O que se pede: Por favor, devolva sem alterações o trecho do texto de leitura que começa em "Intervenção na polícia" e termina em "combate à corrupção.".

Um dos supostos pagamentos de propina foi registrado em vídeo, dois meses depois dessa reunião. As imagens mostram um carro preto, que segundo a Polícia Federal é dirigido por Rômulo Bueno Marinho Bilac, que seria um dos operadores da organização criminosa.

Ele para em frente à casa do irmão de Luciano Teixeira, que aparece e entra no carro. Em seguida, chega outro carro, branco, do hospital da família. Um funcionário sai e entrega um envelope que teria os cheques da propina.

Segundo o médico, além de Rômulo existia outro operador que buscava pagamentos: Benedito Dílson dos Santos Gomes. Os dois iam com frequência ao hospital da família.

“Em um dia, dois dos intermediários saíram no tapa porque um disse: eu que vim pelo governador para cobrar. O outro dizia: não, quem vem pelo governador sou eu. Eles saíram nos tapas. Brigaram […] Os funcionários tiveram que separar a briga deles de bater mesmo e dar soco na cara um do outro”, disse o médico.

Benedito Gomes foi procurado pela reportagem, mas nem ele ou seu advogado retornaram os contatos.

Rômulo Bilac também foi procurado. Em nota, a defesa dele diz que ainda não tomou conhecimento dos autos do inquérito e que por isso não pode fazer qualquer pronunciamento.

Intervenção na polícia

A Polícia Federal e o Ministério Público Federal afirmam que para manter os esquemas de propina a suposta organização criminosa, liderada pelo governador Mauro Carlesse dentro do Palácio Araguaia, fez uma intervenção direta na cúpula da Secretaria de Segurança Pública.

Segundo a decisão do Superior Tribunal de Justiça, o governo nomeou aliados para controlar todas as investigações de corrupção que vinham sendo feitas pela Polícia Civil. Em novembro de 2019 foram 126 delegados transferidos, do total de 162 no estado. Entre eles, os quatro delegados da divisão especializada de combate à corrupção.

“A estrutura da segurança pública foi organizada para impedir as investigações. Houve realmente a institucionalização do crime. Utilizaram a estrutura estatal para proteger a organização criminosa”, disse Mozart Manuel Macedo Felix, diretor da Associação dos Delegados de Polícia do Brasil e presidente do Sindicato dos Delegados de Polícia Civil do Tocantins na época.

A Polícia Federal descobriu até uma mensagem do governador pedindo ao secretário de Segurança Pública, Cristiano Barbosa Sampaio, para apertar o que pudesse e “não deixar tempo pra eles pensarem”. A resposta do secretário foi: “Agora é atropelar”.

O médico Luciano Teixeira, que também é servidor público, afirma que além de obstruir investigações a suposta organização criminosa passou a persegui-lo.

Linhas fornecidas:
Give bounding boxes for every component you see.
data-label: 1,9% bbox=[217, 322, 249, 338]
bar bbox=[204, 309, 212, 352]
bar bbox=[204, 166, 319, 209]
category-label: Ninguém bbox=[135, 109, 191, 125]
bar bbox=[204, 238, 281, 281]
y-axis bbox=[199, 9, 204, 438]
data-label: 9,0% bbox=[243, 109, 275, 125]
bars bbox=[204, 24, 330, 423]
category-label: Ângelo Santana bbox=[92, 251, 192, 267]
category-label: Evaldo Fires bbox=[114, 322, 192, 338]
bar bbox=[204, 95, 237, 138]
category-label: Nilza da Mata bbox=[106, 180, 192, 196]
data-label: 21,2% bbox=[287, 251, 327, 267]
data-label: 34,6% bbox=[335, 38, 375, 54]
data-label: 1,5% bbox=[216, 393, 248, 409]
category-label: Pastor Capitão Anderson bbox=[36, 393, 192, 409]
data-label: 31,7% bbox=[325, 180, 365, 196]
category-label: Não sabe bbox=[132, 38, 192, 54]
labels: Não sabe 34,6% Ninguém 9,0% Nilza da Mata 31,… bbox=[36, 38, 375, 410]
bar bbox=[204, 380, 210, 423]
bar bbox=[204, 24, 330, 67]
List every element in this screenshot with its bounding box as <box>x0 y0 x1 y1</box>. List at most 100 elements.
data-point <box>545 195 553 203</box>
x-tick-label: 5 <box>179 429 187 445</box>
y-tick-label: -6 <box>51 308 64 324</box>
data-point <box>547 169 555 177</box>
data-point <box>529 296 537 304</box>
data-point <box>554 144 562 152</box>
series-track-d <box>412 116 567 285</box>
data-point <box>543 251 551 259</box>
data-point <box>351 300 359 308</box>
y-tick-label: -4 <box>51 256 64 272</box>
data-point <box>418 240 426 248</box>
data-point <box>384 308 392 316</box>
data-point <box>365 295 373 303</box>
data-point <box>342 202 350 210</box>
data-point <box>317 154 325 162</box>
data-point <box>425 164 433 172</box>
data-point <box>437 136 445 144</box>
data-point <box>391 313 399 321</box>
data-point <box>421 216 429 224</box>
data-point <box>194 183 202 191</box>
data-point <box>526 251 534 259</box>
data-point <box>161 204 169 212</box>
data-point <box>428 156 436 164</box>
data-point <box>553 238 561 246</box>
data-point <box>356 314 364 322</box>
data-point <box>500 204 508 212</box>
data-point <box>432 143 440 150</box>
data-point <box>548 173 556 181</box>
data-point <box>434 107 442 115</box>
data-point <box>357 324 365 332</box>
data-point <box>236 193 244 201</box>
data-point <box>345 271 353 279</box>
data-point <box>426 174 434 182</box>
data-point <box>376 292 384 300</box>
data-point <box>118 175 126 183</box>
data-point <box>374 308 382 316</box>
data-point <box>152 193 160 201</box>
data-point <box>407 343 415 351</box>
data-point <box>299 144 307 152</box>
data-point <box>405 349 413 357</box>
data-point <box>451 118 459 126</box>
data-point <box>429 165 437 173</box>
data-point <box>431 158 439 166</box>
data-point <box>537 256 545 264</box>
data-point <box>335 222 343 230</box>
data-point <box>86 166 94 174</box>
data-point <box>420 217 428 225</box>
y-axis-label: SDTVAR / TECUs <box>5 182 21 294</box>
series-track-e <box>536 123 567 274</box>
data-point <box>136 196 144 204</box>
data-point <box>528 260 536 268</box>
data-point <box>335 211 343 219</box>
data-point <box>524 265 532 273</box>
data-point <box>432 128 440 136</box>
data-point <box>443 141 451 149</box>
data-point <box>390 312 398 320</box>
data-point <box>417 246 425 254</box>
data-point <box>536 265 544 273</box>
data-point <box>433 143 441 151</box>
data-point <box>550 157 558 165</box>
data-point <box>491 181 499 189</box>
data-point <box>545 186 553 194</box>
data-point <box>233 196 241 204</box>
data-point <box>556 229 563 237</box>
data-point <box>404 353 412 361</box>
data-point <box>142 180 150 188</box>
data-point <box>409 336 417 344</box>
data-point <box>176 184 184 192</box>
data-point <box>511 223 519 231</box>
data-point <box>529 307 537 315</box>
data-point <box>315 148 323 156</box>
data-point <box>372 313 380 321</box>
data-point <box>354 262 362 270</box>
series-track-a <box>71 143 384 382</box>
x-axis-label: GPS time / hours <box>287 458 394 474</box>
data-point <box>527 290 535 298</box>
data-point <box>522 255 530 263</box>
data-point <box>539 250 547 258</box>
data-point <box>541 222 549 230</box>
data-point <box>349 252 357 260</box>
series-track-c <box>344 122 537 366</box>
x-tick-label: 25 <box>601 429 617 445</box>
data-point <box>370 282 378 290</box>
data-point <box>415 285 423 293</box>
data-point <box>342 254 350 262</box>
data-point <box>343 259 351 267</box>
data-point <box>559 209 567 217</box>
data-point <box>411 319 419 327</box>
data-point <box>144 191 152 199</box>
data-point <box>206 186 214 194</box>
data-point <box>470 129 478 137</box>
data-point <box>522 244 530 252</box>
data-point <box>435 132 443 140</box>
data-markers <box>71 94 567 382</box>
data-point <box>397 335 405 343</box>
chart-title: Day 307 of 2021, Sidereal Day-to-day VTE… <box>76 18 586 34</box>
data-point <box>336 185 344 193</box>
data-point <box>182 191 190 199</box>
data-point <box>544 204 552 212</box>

Solução a seguir:
Intervenção na polícia

A Polícia Federal e o Ministério Público Federal afirmam que para manter os esquemas de propina a suposta organização criminosa, liderada pelo governador Mauro Carlesse dentro do Palácio Araguaia, fez uma intervenção direta na cúpula da Secretaria de Segurança Pública.

Segundo a decisão do Superior Tribunal de Justiça, o governo nomeou aliados para controlar todas as investigações de corrupção que vinham sendo feitas pela Polícia Civil. Em novembro de 2019 foram 126 delegados transferidos, do total de 162 no estado. Entre eles, os quatro delegados da divisão especializada de combate à corrupção.